* [SHORT EXERCISE]
Scan the entries below for the word "heading". Copy each line that has it.

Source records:

==================================================

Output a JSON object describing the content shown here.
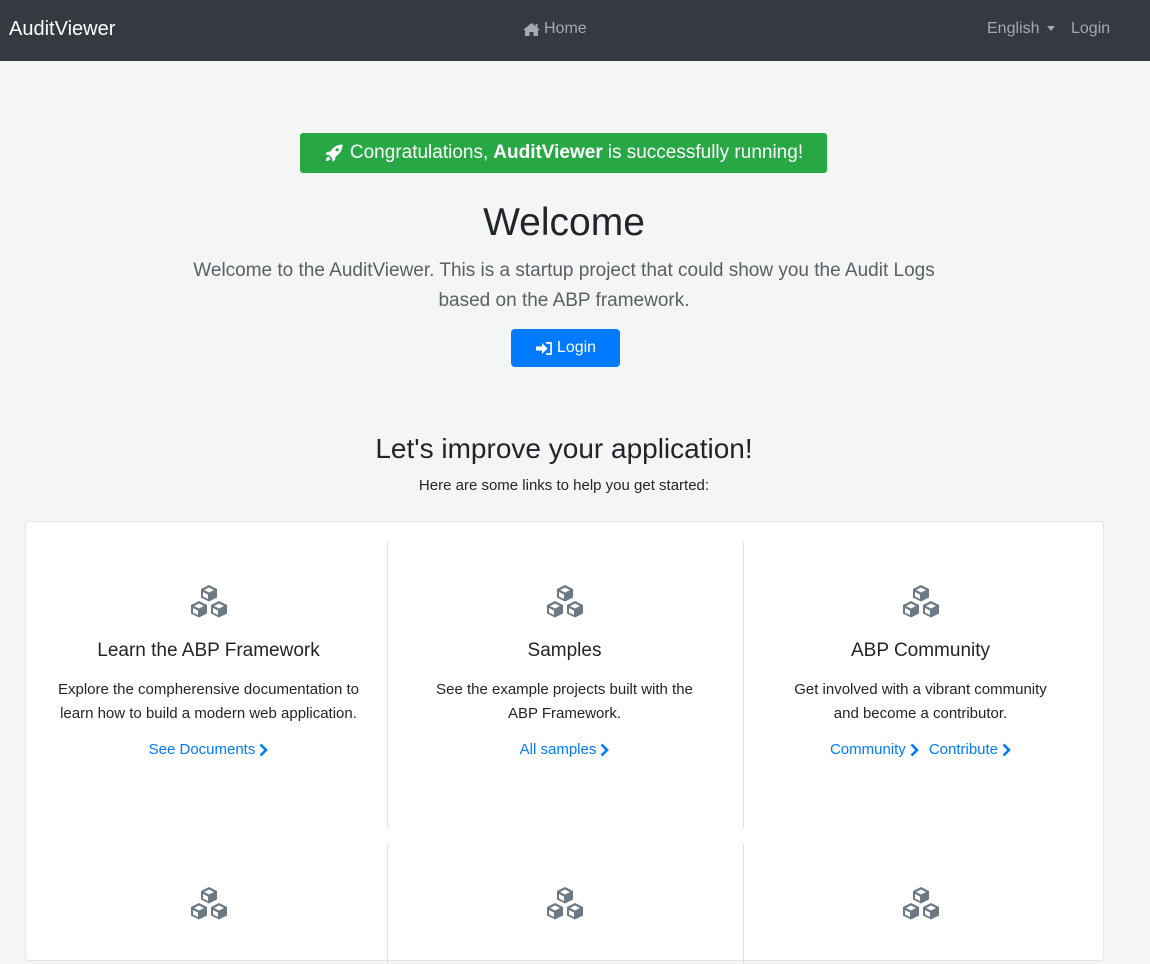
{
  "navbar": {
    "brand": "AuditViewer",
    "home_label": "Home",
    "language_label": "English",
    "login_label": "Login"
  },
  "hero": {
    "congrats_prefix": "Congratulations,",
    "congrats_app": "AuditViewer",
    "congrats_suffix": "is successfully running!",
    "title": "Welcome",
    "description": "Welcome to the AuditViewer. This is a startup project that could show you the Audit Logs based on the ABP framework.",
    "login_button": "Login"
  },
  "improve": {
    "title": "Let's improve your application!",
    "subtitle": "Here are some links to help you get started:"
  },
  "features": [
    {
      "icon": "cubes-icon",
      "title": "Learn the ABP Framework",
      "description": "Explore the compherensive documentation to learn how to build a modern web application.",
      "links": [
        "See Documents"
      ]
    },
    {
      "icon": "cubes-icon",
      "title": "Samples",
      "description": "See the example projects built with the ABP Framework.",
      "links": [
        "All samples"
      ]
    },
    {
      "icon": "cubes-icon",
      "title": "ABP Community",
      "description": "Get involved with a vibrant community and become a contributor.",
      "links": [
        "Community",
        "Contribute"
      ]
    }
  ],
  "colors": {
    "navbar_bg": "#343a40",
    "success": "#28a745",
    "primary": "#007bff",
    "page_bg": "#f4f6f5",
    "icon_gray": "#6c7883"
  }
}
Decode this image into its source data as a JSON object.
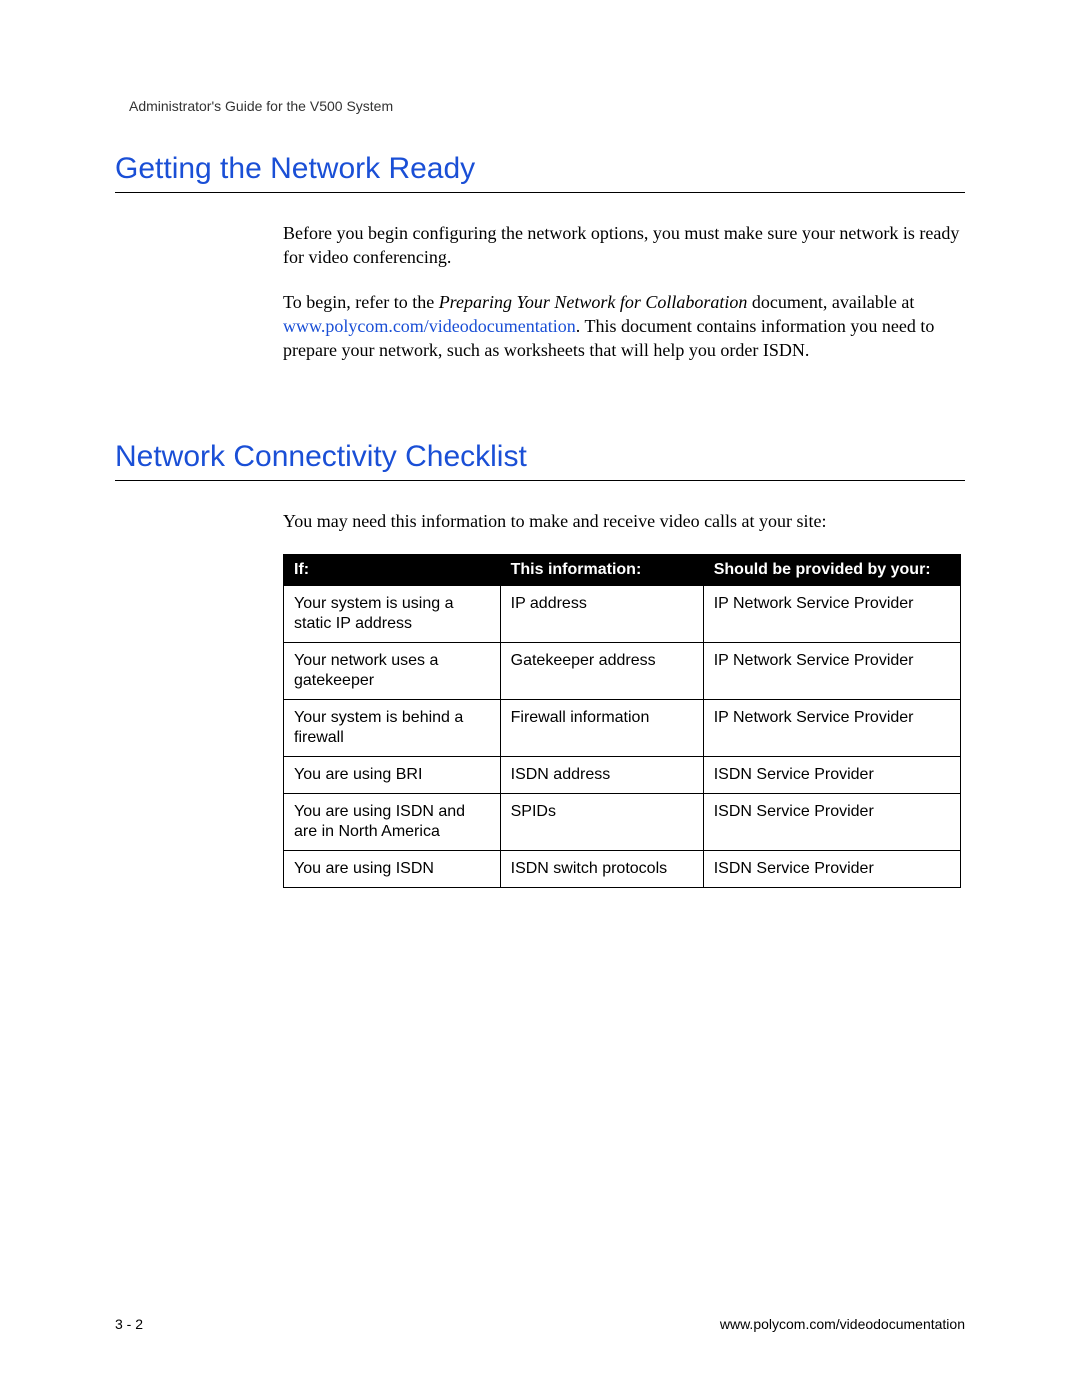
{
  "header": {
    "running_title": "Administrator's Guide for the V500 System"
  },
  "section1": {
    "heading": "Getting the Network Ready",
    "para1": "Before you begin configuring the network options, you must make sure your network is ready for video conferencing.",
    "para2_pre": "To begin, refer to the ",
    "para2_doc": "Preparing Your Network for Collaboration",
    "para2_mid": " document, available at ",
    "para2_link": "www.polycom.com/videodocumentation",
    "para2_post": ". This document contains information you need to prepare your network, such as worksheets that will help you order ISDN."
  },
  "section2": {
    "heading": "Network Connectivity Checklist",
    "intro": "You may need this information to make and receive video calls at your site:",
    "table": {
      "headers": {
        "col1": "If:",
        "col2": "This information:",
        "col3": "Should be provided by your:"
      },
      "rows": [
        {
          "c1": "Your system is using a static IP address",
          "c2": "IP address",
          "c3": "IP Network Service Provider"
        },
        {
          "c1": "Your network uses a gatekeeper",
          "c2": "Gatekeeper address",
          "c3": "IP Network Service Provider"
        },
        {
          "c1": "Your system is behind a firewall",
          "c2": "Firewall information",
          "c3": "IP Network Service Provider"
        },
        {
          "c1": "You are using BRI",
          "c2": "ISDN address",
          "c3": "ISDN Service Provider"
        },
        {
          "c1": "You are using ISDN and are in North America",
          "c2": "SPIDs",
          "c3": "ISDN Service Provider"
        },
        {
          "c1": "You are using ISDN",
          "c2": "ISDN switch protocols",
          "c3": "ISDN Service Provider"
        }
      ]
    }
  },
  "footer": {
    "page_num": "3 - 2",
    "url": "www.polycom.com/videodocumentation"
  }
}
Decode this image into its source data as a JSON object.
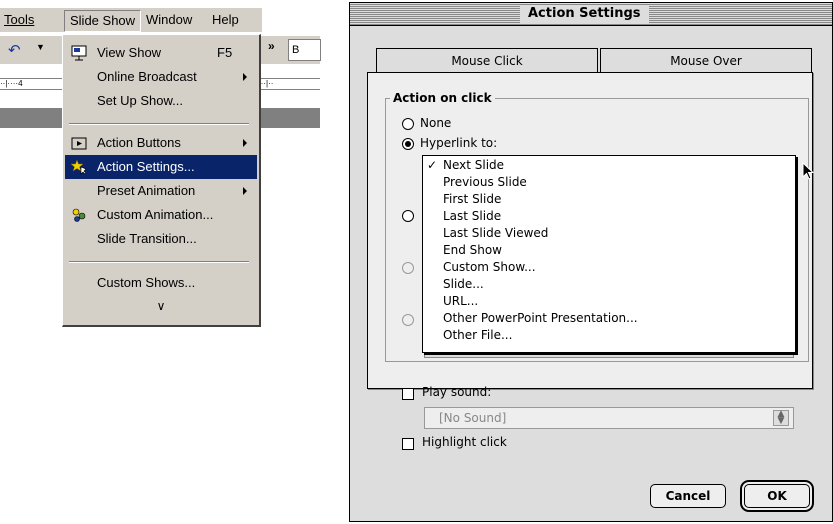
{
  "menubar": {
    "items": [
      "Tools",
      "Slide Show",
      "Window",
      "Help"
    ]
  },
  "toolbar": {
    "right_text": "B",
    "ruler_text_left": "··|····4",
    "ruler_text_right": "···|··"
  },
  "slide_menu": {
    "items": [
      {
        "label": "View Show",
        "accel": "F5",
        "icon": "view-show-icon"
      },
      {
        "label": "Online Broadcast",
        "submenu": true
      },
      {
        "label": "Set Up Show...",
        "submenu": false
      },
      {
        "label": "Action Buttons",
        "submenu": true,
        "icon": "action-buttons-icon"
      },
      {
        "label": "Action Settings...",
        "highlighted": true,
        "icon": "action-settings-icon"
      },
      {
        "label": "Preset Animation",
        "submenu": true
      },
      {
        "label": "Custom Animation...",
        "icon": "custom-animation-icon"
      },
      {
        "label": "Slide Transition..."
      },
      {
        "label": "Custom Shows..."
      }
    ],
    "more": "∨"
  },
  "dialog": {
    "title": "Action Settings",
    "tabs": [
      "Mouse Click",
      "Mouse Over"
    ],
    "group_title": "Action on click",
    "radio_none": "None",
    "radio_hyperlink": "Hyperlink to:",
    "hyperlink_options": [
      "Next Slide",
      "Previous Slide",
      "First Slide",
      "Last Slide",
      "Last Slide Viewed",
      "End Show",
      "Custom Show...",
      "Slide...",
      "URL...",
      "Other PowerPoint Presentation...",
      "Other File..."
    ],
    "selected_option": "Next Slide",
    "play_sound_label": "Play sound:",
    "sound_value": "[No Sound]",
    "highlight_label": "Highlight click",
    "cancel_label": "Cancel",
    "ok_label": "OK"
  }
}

==================================================

* [SOLUTION TO THIS TASK]
    "heading": "Getting the Network Ready",
    "heading": "Network Connectivity Checklist",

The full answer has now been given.